> Instructions to follow
Return the listing below exactly, with the pictures dropped.

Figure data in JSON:
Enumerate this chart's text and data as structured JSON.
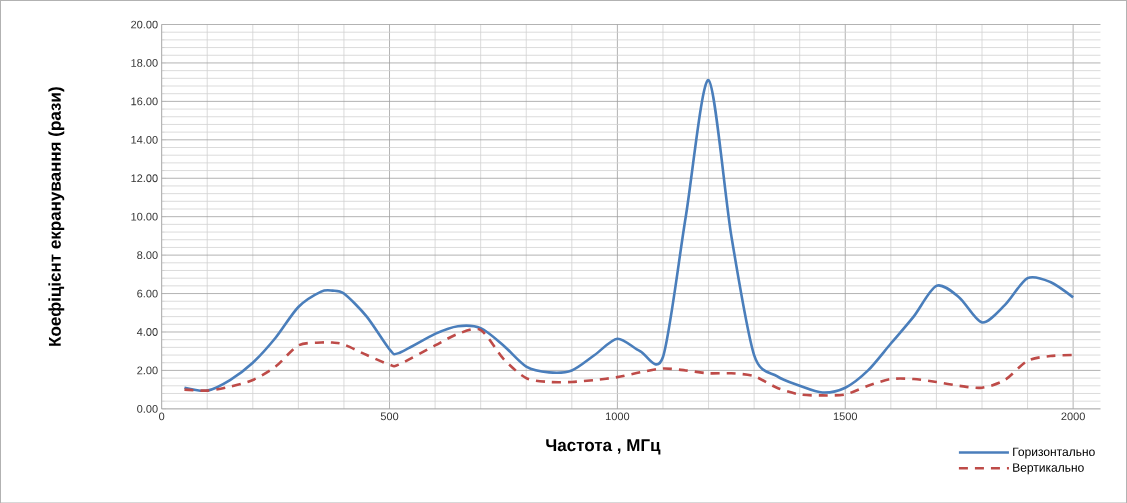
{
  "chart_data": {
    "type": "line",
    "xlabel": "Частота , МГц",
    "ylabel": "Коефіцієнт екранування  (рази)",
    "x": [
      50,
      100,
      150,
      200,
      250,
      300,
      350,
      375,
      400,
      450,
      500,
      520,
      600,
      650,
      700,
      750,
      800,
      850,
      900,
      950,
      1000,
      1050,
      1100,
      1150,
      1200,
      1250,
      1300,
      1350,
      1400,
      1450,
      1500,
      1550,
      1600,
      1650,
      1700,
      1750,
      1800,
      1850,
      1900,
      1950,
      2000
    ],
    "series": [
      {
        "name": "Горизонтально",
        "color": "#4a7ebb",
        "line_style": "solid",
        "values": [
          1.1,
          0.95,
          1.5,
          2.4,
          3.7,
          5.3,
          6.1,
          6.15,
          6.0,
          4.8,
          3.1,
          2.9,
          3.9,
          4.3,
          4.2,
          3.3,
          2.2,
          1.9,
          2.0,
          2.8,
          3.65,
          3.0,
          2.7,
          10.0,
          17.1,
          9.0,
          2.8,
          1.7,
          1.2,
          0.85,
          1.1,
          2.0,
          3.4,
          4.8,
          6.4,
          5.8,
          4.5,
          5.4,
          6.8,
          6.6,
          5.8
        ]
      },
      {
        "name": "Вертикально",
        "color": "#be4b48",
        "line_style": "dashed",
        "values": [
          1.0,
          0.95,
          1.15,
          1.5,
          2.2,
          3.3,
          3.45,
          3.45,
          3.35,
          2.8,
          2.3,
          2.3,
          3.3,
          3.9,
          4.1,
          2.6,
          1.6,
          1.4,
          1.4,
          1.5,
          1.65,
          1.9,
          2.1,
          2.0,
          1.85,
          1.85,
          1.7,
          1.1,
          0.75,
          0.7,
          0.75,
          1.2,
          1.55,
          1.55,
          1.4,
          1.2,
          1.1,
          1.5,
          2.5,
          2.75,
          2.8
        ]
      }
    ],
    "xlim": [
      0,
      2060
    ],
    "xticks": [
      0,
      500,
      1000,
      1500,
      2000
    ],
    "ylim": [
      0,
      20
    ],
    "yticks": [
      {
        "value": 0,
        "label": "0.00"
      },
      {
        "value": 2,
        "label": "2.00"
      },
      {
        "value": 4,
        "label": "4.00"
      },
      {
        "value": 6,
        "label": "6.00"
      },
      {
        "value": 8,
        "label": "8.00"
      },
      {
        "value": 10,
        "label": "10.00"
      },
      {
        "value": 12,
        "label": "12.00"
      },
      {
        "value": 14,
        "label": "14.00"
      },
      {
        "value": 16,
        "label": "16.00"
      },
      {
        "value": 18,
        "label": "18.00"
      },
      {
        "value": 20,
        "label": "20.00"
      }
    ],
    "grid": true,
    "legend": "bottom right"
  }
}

> Answer to the task
Enumerate this chart's text and data as structured JSON.
{
  "chart_data": {
    "type": "line",
    "xlabel": "Частота , МГц",
    "ylabel": "Коефіцієнт екранування  (рази)",
    "x": [
      50,
      100,
      150,
      200,
      250,
      300,
      350,
      375,
      400,
      450,
      500,
      520,
      600,
      650,
      700,
      750,
      800,
      850,
      900,
      950,
      1000,
      1050,
      1100,
      1150,
      1200,
      1250,
      1300,
      1350,
      1400,
      1450,
      1500,
      1550,
      1600,
      1650,
      1700,
      1750,
      1800,
      1850,
      1900,
      1950,
      2000
    ],
    "series": [
      {
        "name": "Горизонтально",
        "color": "#4a7ebb",
        "line_style": "solid",
        "values": [
          1.1,
          0.95,
          1.5,
          2.4,
          3.7,
          5.3,
          6.1,
          6.15,
          6.0,
          4.8,
          3.1,
          2.9,
          3.9,
          4.3,
          4.2,
          3.3,
          2.2,
          1.9,
          2.0,
          2.8,
          3.65,
          3.0,
          2.7,
          10.0,
          17.1,
          9.0,
          2.8,
          1.7,
          1.2,
          0.85,
          1.1,
          2.0,
          3.4,
          4.8,
          6.4,
          5.8,
          4.5,
          5.4,
          6.8,
          6.6,
          5.8
        ]
      },
      {
        "name": "Вертикально",
        "color": "#be4b48",
        "line_style": "dashed",
        "values": [
          1.0,
          0.95,
          1.15,
          1.5,
          2.2,
          3.3,
          3.45,
          3.45,
          3.35,
          2.8,
          2.3,
          2.3,
          3.3,
          3.9,
          4.1,
          2.6,
          1.6,
          1.4,
          1.4,
          1.5,
          1.65,
          1.9,
          2.1,
          2.0,
          1.85,
          1.85,
          1.7,
          1.1,
          0.75,
          0.7,
          0.75,
          1.2,
          1.55,
          1.55,
          1.4,
          1.2,
          1.1,
          1.5,
          2.5,
          2.75,
          2.8
        ]
      }
    ],
    "xlim": [
      0,
      2060
    ],
    "xticks": [
      0,
      500,
      1000,
      1500,
      2000
    ],
    "ylim": [
      0,
      20
    ],
    "yticks": [
      {
        "value": 0,
        "label": "0.00"
      },
      {
        "value": 2,
        "label": "2.00"
      },
      {
        "value": 4,
        "label": "4.00"
      },
      {
        "value": 6,
        "label": "6.00"
      },
      {
        "value": 8,
        "label": "8.00"
      },
      {
        "value": 10,
        "label": "10.00"
      },
      {
        "value": 12,
        "label": "12.00"
      },
      {
        "value": 14,
        "label": "14.00"
      },
      {
        "value": 16,
        "label": "16.00"
      },
      {
        "value": 18,
        "label": "18.00"
      },
      {
        "value": 20,
        "label": "20.00"
      }
    ],
    "grid": true,
    "legend": "bottom right"
  }
}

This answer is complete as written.